* Data records:
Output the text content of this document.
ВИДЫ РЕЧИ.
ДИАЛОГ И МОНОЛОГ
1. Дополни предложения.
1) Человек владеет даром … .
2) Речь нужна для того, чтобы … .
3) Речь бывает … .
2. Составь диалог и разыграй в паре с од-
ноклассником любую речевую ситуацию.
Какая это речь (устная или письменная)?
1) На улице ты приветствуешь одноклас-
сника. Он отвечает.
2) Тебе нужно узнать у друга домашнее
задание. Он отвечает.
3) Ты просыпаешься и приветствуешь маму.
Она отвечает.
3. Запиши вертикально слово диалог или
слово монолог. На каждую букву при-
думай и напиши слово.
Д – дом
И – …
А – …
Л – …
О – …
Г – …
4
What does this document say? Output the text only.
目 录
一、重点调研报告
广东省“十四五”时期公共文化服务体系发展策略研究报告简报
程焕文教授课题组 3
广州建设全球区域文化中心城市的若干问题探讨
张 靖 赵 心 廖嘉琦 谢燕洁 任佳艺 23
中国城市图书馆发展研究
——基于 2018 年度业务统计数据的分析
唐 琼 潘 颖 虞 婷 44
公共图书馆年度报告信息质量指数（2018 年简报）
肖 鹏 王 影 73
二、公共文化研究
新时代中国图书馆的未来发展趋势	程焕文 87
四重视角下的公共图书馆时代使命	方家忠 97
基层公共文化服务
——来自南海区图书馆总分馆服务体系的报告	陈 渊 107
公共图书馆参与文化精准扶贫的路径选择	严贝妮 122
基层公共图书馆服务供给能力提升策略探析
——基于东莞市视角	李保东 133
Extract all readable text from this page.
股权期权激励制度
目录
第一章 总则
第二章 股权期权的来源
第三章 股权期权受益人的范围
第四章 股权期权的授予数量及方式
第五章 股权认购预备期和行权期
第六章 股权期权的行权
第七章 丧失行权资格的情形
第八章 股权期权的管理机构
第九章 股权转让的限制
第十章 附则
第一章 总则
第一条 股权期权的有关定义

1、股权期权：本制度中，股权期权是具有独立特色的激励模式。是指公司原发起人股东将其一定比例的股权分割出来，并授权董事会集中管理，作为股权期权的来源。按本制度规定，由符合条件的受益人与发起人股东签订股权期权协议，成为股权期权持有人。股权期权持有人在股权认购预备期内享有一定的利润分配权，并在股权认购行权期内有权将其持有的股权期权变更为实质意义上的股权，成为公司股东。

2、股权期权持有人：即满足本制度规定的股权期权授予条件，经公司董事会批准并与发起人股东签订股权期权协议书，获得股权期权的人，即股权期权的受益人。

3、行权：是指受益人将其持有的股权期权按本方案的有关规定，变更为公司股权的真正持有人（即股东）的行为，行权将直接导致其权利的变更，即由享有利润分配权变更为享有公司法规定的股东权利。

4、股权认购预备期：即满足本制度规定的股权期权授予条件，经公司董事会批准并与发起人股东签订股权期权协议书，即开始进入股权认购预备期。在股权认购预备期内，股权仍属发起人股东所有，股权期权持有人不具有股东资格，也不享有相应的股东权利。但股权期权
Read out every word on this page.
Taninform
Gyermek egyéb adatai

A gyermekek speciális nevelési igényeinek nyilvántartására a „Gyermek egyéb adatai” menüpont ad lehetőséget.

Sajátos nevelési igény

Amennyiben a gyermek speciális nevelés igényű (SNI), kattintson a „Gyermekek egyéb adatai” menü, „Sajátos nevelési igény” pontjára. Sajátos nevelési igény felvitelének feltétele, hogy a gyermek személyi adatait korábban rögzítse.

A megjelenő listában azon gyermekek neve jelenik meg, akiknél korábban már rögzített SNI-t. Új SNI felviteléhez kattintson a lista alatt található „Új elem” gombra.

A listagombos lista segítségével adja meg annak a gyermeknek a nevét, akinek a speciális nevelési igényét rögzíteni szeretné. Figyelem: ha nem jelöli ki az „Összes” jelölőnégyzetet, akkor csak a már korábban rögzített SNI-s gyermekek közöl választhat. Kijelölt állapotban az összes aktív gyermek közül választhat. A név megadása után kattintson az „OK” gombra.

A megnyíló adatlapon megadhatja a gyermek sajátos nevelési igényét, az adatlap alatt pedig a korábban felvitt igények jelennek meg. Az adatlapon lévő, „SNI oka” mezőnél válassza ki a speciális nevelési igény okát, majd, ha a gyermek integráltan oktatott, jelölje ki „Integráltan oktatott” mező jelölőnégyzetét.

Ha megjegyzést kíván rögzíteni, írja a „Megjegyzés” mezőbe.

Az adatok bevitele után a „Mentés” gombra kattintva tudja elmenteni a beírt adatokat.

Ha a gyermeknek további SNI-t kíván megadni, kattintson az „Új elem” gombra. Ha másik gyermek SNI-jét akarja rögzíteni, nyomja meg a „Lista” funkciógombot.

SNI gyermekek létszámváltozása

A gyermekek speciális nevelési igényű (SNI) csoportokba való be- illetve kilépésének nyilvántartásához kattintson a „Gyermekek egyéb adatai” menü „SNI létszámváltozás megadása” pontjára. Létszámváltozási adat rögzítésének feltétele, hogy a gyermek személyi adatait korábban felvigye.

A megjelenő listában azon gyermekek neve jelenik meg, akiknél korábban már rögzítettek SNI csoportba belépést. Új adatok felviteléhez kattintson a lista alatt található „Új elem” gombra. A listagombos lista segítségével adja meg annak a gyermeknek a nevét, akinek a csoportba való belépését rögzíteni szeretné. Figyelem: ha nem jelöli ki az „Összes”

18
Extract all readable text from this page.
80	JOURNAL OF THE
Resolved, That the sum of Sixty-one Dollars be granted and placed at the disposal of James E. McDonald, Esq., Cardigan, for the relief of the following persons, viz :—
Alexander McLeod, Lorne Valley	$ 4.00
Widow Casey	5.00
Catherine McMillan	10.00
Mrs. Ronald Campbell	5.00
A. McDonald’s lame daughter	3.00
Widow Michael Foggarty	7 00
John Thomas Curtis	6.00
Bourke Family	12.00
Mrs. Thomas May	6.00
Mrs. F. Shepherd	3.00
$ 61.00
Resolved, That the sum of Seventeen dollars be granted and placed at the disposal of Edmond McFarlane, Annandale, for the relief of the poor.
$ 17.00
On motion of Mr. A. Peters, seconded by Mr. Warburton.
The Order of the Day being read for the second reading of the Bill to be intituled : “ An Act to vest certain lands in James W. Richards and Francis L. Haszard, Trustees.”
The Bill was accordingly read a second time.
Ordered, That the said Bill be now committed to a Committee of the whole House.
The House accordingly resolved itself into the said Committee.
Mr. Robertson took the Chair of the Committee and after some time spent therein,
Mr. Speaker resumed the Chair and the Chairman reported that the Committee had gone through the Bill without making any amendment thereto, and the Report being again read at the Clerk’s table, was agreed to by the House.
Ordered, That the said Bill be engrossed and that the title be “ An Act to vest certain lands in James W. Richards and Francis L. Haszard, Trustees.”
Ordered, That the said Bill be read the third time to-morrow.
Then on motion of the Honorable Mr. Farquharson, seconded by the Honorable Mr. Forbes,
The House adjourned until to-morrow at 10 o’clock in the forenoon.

* WHAT YOU WILL DO: How many of these lines contain "即满足本制度规定的股权期权授予条件"? Write only the number.

* OUTPUT: 2